- _Data supplied_:
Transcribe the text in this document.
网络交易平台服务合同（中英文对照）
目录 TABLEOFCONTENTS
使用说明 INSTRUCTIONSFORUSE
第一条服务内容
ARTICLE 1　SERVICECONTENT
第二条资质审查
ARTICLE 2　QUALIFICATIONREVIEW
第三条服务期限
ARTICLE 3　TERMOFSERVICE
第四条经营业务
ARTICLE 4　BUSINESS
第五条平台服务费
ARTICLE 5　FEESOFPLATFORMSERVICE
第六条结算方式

- _Work required_: Retype the whole listing above exactly.

- _Response_:
Transcribe the text in this document.
网络交易平台服务合同（中英文对照）
目录 TABLEOFCONTENTS
使用说明 INSTRUCTIONSFORUSE
第一条服务内容
ARTICLE 1　SERVICECONTENT
第二条资质审查
ARTICLE 2　QUALIFICATIONREVIEW
第三条服务期限
ARTICLE 3　TERMOFSERVICE
第四条经营业务
ARTICLE 4　BUSINESS
第五条平台服务费
ARTICLE 5　FEESOFPLATFORMSERVICE
第六条结算方式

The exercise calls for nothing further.